— Rows from a figure dataset —
★ ★ ★ ★
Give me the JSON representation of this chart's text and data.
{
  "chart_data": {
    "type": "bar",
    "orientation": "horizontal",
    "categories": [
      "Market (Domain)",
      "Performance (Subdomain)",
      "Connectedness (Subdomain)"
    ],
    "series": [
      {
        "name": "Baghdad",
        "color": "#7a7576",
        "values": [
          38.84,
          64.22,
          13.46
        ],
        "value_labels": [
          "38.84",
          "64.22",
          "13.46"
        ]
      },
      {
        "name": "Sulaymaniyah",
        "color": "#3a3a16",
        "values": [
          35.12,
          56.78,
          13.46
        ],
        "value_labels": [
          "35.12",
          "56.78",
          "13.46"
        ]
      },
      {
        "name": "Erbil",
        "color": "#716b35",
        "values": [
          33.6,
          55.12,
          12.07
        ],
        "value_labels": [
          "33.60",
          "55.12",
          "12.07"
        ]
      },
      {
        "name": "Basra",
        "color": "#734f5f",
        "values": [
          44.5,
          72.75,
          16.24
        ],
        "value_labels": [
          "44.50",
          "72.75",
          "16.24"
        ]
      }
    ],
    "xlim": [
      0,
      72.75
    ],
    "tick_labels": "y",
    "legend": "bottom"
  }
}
★ ★ ★ ★
— STATED GOAL —
Find the lines above that contain the word "color" and collect them.

— ANSWER TO THE EXERCISE —
        "color": "#7a7576",
        "color": "#3a3a16",
        "color": "#716b35",
        "color": "#734f5f",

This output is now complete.